### Ausgewählter Auszug

====================

11 Tage abseits der Massen

Massentourismus ist es im Moment in Nicaragua sowieso nicht, aber in den letzten 11 Tagen habe ich keinen einzigen anderen Touristen gesehen. Anderes aber schon!

Im war im Norden des Landes unterwegs, Somoto, Estelí, Matagalpa. Unterkunftspreise das Dreifache, da es kaum Hostels mit Schlafsälen, sondern nur ein paar Hotels gibt. Die Restaurants waren dafür günstiger, aber meist auch nur ein wenig.

Besonders gut hat mir die Tour durch den Somoto-Canyon gefallen. Hierfür entfielt sich definitiv ein Guide, da dieser weiß, wo das Wasser wie tief ist, wie stark die Stromschnellen sind und der im Zweifelsfall Hilfe holen kann. Denn an vielen Stellen ist der Canyon nur im Wasser zu durchqueren, da zu beiden Seiten 50 Meter hohe Felswände emporragen. Und dann heißt es Schwimmen und sich auch Stromschnellen treiben zu lassen, die, wenn das Wasser höher stände, zum Rafting geeignet gewesen wären.

====================

### Erfasste Daten

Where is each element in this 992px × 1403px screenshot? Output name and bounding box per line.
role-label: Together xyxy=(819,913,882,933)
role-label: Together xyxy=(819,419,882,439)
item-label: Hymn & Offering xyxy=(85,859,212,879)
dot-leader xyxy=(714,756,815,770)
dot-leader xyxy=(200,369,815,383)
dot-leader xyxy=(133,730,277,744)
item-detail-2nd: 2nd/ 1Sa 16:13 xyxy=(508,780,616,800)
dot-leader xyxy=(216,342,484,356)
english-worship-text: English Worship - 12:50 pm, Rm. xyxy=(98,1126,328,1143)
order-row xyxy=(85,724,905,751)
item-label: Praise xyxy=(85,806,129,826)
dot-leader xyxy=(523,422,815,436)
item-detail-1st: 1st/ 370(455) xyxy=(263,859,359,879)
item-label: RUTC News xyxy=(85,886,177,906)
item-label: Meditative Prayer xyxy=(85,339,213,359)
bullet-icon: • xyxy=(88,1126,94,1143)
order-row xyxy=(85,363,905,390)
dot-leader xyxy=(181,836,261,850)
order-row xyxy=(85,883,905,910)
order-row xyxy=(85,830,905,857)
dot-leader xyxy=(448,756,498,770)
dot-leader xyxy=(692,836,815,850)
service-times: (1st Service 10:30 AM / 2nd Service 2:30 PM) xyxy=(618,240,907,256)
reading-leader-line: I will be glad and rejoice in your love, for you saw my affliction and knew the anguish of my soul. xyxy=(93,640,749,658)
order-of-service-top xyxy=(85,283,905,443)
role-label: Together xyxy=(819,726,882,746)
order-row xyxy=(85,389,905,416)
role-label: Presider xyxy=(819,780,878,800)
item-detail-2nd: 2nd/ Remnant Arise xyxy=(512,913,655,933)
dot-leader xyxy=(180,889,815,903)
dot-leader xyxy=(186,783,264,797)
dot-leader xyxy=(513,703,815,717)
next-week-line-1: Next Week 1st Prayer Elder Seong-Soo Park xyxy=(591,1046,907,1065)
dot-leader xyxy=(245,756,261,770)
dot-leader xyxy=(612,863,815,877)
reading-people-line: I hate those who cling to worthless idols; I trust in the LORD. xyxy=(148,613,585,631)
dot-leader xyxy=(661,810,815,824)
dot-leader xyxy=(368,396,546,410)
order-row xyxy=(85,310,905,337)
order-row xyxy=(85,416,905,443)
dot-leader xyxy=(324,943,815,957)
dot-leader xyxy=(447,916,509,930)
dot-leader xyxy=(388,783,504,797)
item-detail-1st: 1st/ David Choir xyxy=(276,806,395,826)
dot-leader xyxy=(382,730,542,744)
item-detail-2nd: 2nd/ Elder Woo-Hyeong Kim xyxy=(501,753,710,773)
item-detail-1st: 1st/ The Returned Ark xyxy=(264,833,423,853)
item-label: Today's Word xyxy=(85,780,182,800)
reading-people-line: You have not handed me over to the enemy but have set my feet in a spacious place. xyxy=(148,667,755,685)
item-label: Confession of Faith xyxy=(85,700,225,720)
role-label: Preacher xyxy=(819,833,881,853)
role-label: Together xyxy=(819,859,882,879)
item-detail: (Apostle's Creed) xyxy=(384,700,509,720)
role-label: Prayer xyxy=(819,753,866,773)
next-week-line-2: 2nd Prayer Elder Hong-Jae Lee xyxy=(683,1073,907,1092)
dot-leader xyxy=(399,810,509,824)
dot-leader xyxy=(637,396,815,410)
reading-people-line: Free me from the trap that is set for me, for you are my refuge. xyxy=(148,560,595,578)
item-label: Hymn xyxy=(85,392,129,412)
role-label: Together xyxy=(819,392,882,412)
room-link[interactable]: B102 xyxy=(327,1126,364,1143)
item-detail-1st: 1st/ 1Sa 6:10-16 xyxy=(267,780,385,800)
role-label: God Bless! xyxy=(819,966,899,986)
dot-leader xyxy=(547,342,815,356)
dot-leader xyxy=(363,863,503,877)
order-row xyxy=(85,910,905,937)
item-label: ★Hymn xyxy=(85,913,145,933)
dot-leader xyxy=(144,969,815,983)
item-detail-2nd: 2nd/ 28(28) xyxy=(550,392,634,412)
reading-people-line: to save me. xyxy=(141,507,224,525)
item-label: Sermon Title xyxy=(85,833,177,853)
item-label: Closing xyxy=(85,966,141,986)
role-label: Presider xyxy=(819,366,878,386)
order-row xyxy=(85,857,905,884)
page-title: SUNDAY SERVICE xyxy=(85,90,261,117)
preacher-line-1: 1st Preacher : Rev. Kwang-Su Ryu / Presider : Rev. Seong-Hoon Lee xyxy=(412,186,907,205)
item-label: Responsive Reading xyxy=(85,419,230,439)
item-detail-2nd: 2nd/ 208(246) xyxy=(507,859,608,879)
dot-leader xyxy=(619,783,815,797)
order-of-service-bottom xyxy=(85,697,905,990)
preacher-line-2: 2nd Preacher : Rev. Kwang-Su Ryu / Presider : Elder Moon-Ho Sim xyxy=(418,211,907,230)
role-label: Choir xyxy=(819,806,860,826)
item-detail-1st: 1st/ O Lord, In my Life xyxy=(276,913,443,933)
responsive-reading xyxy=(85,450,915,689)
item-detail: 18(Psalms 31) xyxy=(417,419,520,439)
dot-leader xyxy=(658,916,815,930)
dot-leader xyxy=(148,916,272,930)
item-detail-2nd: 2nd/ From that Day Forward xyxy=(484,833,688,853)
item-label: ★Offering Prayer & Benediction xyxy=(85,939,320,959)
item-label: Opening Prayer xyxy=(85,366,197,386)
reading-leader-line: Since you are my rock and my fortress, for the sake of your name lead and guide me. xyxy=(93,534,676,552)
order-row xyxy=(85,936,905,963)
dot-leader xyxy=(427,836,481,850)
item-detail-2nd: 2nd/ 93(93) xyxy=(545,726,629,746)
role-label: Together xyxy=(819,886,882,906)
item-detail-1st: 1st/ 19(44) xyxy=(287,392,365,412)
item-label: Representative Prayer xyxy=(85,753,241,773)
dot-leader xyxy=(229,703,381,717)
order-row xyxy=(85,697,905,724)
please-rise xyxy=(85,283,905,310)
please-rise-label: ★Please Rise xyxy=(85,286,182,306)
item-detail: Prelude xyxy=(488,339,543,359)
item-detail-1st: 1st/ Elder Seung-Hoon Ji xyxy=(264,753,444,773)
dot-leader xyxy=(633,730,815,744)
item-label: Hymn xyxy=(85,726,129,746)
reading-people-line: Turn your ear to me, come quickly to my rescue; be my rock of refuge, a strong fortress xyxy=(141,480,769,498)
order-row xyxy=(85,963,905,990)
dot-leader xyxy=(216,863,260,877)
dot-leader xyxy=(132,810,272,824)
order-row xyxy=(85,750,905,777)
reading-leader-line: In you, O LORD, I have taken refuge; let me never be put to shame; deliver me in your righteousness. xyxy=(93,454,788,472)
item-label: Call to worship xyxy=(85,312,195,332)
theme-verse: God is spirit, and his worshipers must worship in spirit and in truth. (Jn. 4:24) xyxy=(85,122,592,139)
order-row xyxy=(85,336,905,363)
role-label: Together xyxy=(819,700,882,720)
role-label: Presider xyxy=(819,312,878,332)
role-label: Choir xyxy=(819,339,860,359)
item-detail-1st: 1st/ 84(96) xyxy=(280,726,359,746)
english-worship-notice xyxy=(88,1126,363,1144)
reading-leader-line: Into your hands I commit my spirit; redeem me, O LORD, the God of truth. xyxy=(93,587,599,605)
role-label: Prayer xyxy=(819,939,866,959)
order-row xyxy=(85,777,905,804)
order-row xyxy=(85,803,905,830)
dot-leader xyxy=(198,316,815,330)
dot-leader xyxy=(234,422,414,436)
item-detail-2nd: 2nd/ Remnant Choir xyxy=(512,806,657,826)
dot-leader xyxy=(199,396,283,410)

====================

### Ziel der Aufgabe
Setz den Reisebericht über den Norden Nicaraguas fort, und zwar direkt nach dem letzten Satz.

### Antwort
So musste ich nur aufpassen, dass meine Beine nirgendwo hängen bleiben und ich mich unbeabsichtigt drehe und dass ich mit dem Rücken nicht zu stark aufschlage. Oft bin ich auf den Steinen hängen geblieben, aber ich habe insgesamt nur einen Kratzer davongetragen. Alles in allem bestand die Tour aus ca. 30% Wandern, 20% durchs Wasser waten, 40% Schwimmen, 5% Klettern und Springen und 5% Bötchen fahren.

In Estelí habe ich mir dann den nahegelegenen Wasserfall angeschaut und ein Stückchen weiter verschiedene Aussichtspunkte auf die Berglandschaft genossen, inklusive Agaven, die deutlich größer waren als ich selbst. Die Stadt selbst fand ich jetzt nicht so sehenswert.

Matagalpa ist ein kleines Städtchen mit einem tollen Aussichtspunkt, der gerade in der Abenddämmerung zum Verweilen einlädt. Generell ist der Norden recht hügelig und die meisten Städte sind komplett von Bergen umgeben, was die Straßen mit Moped zu befahren, recht interessant macht, sofern der Wind nicht zu stark ist.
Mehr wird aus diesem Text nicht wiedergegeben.